PASSAGE TO READ ::
## start

Part of the 45th rushed the fort.

The Europeans waited – watching as 600 sepoys burst into the fort, firing on the assembled company of the 61st. Still no one advanced. Shots were fired, and the comrades on the parade ground grasped their muskets in horror and fury.

“The order, at last, was given to fix bayonets, and then came the welcome words:
“ The line will advance.”

Every heart thrilled with excitement. All longed to have a brush with the mutineers, and help our comrades in the fort who were fighting against such odds.
Twenty paces only we advanced, and then, by the Brigadier’s command, our Colonel (William Jones, CB) gave the order to halt. The men were furious, and could hardly be restrained from marching forward, when, looking towards the outer side of the fort, we saw some sepoys on the ramparts, evidently, in a state of panic, throw themselves into the ditch, and mounting the other side, run helter-skelter into the country. These were followed by numbers of others, who all made off as fast as their legs would carry them, and then we heard a true British cheer, our men appeared on the walls shooting at the fugitives, bayonetting and driving them over the glacis.

Barely 200 men of the 61st had successfully fought off the 45th and stood in possession of the fort – the sepoys who had not managed to retreat threw down their arms and allowed themselves to be taken, prisoner.

Brigadier Innes could have ridden on the wave of this success, pursued the rebellious sepoys and crushed the mutiny in Ferozepore. The artillery guns were loaded, the cavalry was still taking his orders and the men were ready. Yet, in a repetition of Meerut, he did nothing.
By nightfall, the 61st still stood where they had stopped and as soon as the cavalry assembled, the 61st was allowed to pile arms, with some men throwing themselves on the ground from sheer tiredness and others sitting together in uncomfortable groups.
By 8 pm, 19 bungalows and the mess house of the 61st were in flames, followed by the church and the Roman Catholic chapel and 20 other bungalows.
“The sepoys, mostly of the 45th Native Infantry, attended by dozens of badmashes marched unchallenged through the station with lighted torches fixed on long bamboo poles, with which they set fire to the thatched roofs of the various houses.” While the 61st watched helplessly, fires leapt high into the dark night sky, the Brigadier was absent and the colonel refused to give any orders without his consent.

“Even after this long lapse of years, I cannot think of that night without a feeling of shame. Here were 700 men, mostly veterans, of one of Her Majesty’s regiments, doomed to inaction through the blundering and stupid perverseness of an old sepoy Brigadier. The same unhappy events as those I have narrated occurred at the outbreak of the Mutiny in three other stations in the Bengal Presidency. The commanders would not act against their trusted sepoys, who, as in our case, plundered, outraged, and destroyed all and everything that came in their way.”

## end

MATERIAL ::
## start

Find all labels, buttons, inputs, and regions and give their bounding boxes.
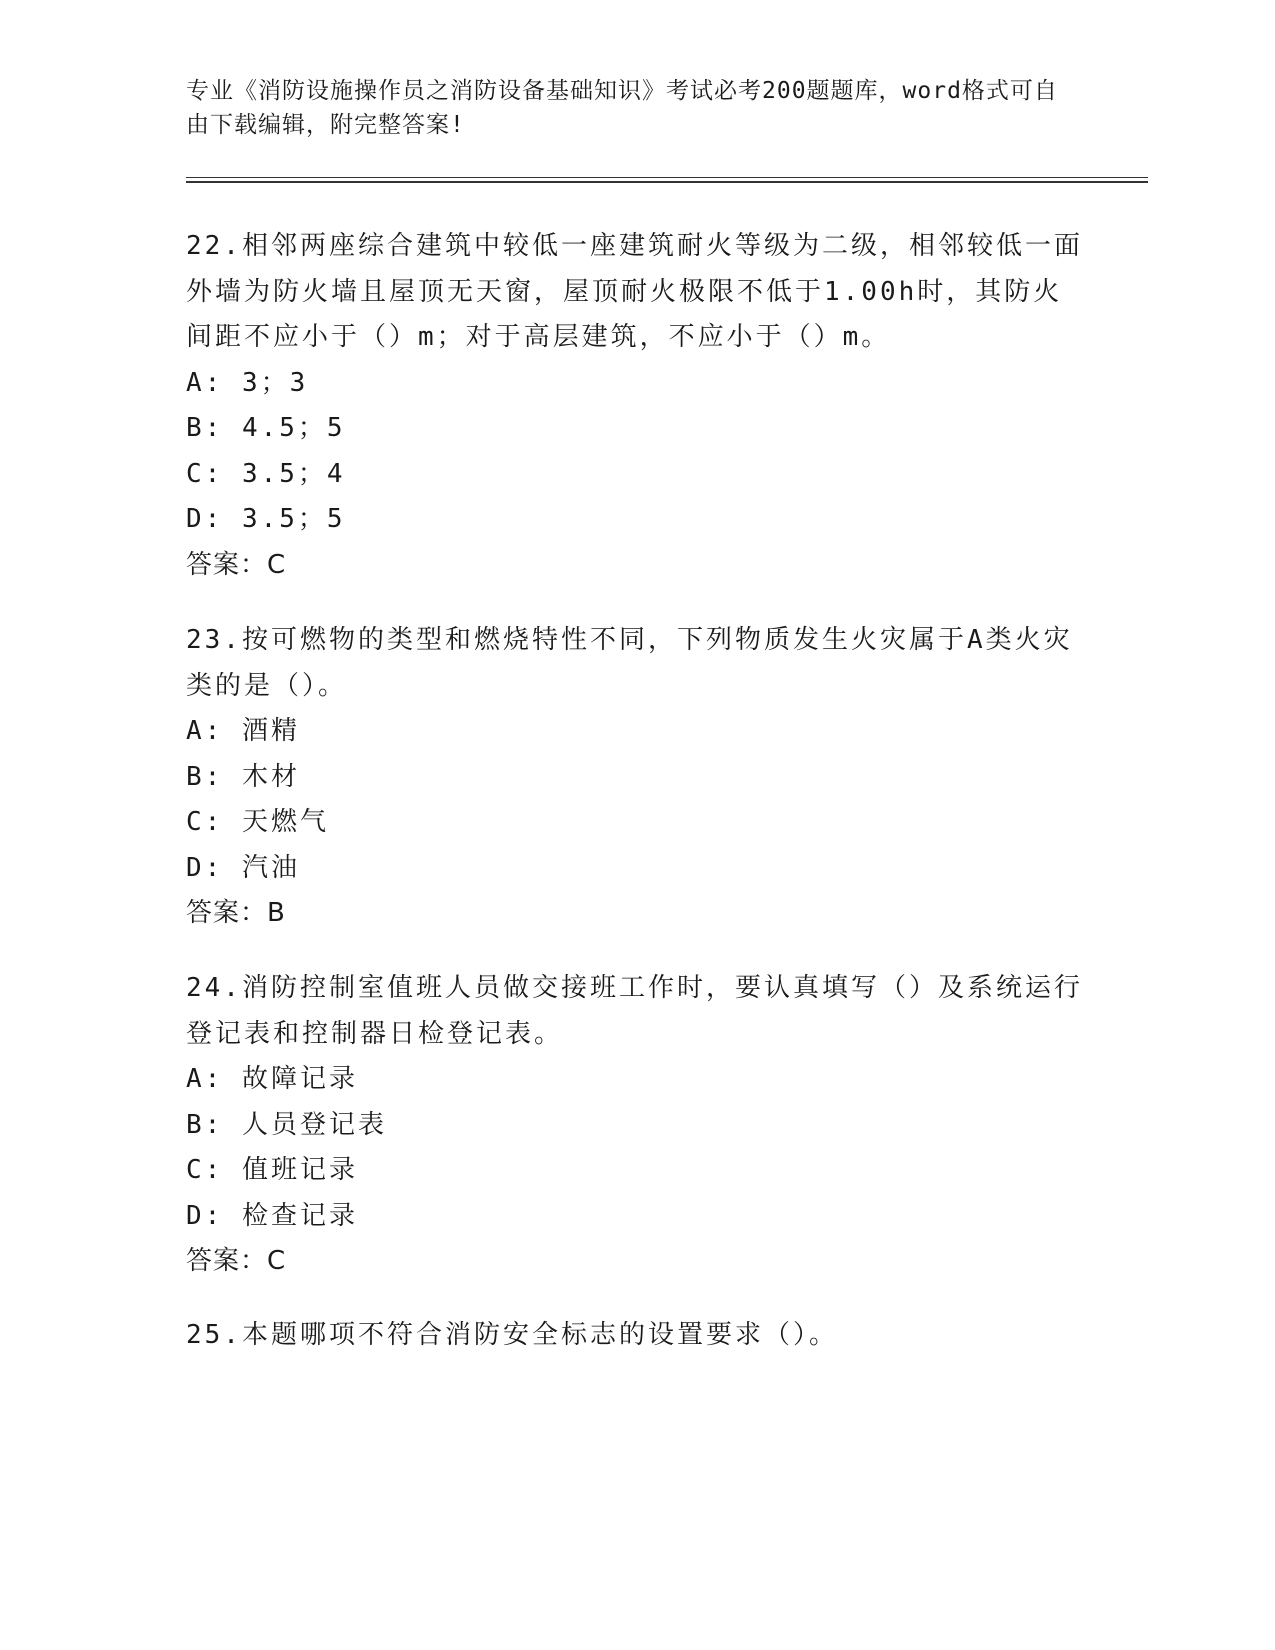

## end

SET OF TASKS ::
1. Decide whether each statement agrees with the Ferozepore passage. Answer yes or no for each, quoting the words of the passage that settle it.
(a) The line advanced fifty paces before it was halted.
(b) The colonel who gave the order to halt was William Jones.
(c) Brigadier Innes pursued the rebellious sepoys after the fort was taken.
2. In the Ferozepore passage, the sentence beginning "By 8 pm" names buildings that were in flames. List every one of them.
3. According to the Ferozepore passage, how many men of the 61st fought off the 45th and held the fort?
Use only the Ferozepore passage, not the data.

REPLIES ::
1.
(a) No: "Twenty paces only we advanced"
(b) Yes: "our Colonel (William Jones, CB) gave the order to halt"
(c) No: "Yet, in a repetition of Meerut, he did nothing."

2. 19 bungalows; the mess house of the 61st; the church; the Roman Catholic chapel; 20 other bungalows

3. Barely 200 men.